TASK
Copy out the listing exactly.

(Figure data in JSON)
#####

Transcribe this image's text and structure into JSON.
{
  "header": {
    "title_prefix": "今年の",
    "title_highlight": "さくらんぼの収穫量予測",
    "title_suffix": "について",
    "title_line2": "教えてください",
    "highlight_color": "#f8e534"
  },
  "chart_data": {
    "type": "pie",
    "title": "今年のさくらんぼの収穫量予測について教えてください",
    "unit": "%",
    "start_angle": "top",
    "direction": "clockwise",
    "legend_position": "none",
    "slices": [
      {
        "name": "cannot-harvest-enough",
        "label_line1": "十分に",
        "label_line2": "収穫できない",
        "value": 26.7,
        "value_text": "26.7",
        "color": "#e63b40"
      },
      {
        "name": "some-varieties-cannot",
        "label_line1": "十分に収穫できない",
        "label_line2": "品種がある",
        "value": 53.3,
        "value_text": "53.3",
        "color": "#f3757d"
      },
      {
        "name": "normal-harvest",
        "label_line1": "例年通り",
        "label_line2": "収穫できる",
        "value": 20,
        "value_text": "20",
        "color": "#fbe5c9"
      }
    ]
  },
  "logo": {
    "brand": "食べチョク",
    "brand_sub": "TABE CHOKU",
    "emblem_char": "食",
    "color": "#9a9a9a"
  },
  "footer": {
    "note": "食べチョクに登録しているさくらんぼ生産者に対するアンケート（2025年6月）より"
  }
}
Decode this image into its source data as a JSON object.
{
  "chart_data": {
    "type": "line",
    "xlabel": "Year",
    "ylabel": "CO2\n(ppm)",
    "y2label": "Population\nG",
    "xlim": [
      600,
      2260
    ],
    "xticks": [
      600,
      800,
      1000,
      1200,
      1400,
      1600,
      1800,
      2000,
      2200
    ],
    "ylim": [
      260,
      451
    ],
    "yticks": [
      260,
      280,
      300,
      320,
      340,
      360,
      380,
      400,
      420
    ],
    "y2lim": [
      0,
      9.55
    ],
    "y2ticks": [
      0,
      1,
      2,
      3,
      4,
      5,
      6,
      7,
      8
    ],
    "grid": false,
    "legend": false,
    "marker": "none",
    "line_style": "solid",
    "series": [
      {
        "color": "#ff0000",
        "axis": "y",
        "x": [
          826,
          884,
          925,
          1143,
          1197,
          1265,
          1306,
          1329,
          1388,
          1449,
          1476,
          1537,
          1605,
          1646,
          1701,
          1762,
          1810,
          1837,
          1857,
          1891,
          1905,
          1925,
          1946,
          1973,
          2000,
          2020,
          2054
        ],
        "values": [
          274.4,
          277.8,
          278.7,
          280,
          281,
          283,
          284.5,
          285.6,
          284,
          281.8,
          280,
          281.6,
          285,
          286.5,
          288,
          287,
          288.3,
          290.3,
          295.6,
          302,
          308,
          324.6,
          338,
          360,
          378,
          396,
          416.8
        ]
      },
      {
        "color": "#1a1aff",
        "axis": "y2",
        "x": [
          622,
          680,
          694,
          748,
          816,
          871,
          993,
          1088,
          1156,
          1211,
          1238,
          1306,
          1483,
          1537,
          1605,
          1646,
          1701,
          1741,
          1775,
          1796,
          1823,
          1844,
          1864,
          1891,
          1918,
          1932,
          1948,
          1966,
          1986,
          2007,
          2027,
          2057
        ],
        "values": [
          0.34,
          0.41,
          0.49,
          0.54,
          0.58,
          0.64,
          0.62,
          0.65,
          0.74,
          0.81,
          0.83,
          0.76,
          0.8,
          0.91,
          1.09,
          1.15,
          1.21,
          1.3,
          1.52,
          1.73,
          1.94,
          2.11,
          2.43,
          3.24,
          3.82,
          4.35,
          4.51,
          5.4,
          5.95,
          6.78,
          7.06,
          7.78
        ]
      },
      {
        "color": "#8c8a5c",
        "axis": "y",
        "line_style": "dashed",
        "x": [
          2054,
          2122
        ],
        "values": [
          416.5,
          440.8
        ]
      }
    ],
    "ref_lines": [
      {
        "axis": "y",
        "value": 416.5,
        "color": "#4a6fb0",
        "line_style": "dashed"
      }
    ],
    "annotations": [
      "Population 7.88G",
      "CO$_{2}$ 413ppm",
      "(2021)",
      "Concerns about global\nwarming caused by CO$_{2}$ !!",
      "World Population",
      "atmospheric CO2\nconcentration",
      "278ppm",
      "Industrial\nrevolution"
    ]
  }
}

#####

CORRECT RESPONSE
Transcribe this image's text and structure into JSON.
{
  "header": {
    "title_prefix": "今年の",
    "title_highlight": "さくらんぼの収穫量予測",
    "title_suffix": "について",
    "title_line2": "教えてください",
    "highlight_color": "#f8e534"
  },
  "chart_data": {
    "type": "pie",
    "title": "今年のさくらんぼの収穫量予測について教えてください",
    "unit": "%",
    "start_angle": "top",
    "direction": "clockwise",
    "legend_position": "none",
    "slices": [
      {
        "name": "cannot-harvest-enough",
        "label_line1": "十分に",
        "label_line2": "収穫できない",
        "value": 26.7,
        "value_text": "26.7",
        "color": "#e63b40"
      },
      {
        "name": "some-varieties-cannot",
        "label_line1": "十分に収穫できない",
        "label_line2": "品種がある",
        "value": 53.3,
        "value_text": "53.3",
        "color": "#f3757d"
      },
      {
        "name": "normal-harvest",
        "label_line1": "例年通り",
        "label_line2": "収穫できる",
        "value": 20,
        "value_text": "20",
        "color": "#fbe5c9"
      }
    ]
  },
  "logo": {
    "brand": "食べチョク",
    "brand_sub": "TABE CHOKU",
    "emblem_char": "食",
    "color": "#9a9a9a"
  },
  "footer": {
    "note": "食べチョクに登録しているさくらんぼ生産者に対するアンケート（2025年6月）より"
  }
}
Decode this image into its source data as a JSON object.
{
  "chart_data": {
    "type": "line",
    "xlabel": "Year",
    "ylabel": "CO2\n(ppm)",
    "y2label": "Population\nG",
    "xlim": [
      600,
      2260
    ],
    "xticks": [
      600,
      800,
      1000,
      1200,
      1400,
      1600,
      1800,
      2000,
      2200
    ],
    "ylim": [
      260,
      451
    ],
    "yticks": [
      260,
      280,
      300,
      320,
      340,
      360,
      380,
      400,
      420
    ],
    "y2lim": [
      0,
      9.55
    ],
    "y2ticks": [
      0,
      1,
      2,
      3,
      4,
      5,
      6,
      7,
      8
    ],
    "grid": false,
    "legend": false,
    "marker": "none",
    "line_style": "solid",
    "series": [
      {
        "color": "#ff0000",
        "axis": "y",
        "x": [
          826,
          884,
          925,
          1143,
          1197,
          1265,
          1306,
          1329,
          1388,
          1449,
          1476,
          1537,
          1605,
          1646,
          1701,
          1762,
          1810,
          1837,
          1857,
          1891,
          1905,
          1925,
          1946,
          1973,
          2000,
          2020,
          2054
        ],
        "values": [
          274.4,
          277.8,
          278.7,
          280,
          281,
          283,
          284.5,
          285.6,
          284,
          281.8,
          280,
          281.6,
          285,
          286.5,
          288,
          287,
          288.3,
          290.3,
          295.6,
          302,
          308,
          324.6,
          338,
          360,
          378,
          396,
          416.8
        ]
      },
      {
        "color": "#1a1aff",
        "axis": "y2",
        "x": [
          622,
          680,
          694,
          748,
          816,
          871,
          993,
          1088,
          1156,
          1211,
          1238,
          1306,
          1483,
          1537,
          1605,
          1646,
          1701,
          1741,
          1775,
          1796,
          1823,
          1844,
          1864,
          1891,
          1918,
          1932,
          1948,
          1966,
          1986,
          2007,
          2027,
          2057
        ],
        "values": [
          0.34,
          0.41,
          0.49,
          0.54,
          0.58,
          0.64,
          0.62,
          0.65,
          0.74,
          0.81,
          0.83,
          0.76,
          0.8,
          0.91,
          1.09,
          1.15,
          1.21,
          1.3,
          1.52,
          1.73,
          1.94,
          2.11,
          2.43,
          3.24,
          3.82,
          4.35,
          4.51,
          5.4,
          5.95,
          6.78,
          7.06,
          7.78
        ]
      },
      {
        "color": "#8c8a5c",
        "axis": "y",
        "line_style": "dashed",
        "x": [
          2054,
          2122
        ],
        "values": [
          416.5,
          440.8
        ]
      }
    ],
    "ref_lines": [
      {
        "axis": "y",
        "value": 416.5,
        "color": "#4a6fb0",
        "line_style": "dashed"
      }
    ],
    "annotations": [
      "Population 7.88G",
      "CO$_{2}$ 413ppm",
      "(2021)",
      "Concerns about global\nwarming caused by CO$_{2}$ !!",
      "World Population",
      "atmospheric CO2\nconcentration",
      "278ppm",
      "Industrial\nrevolution"
    ]
  }
}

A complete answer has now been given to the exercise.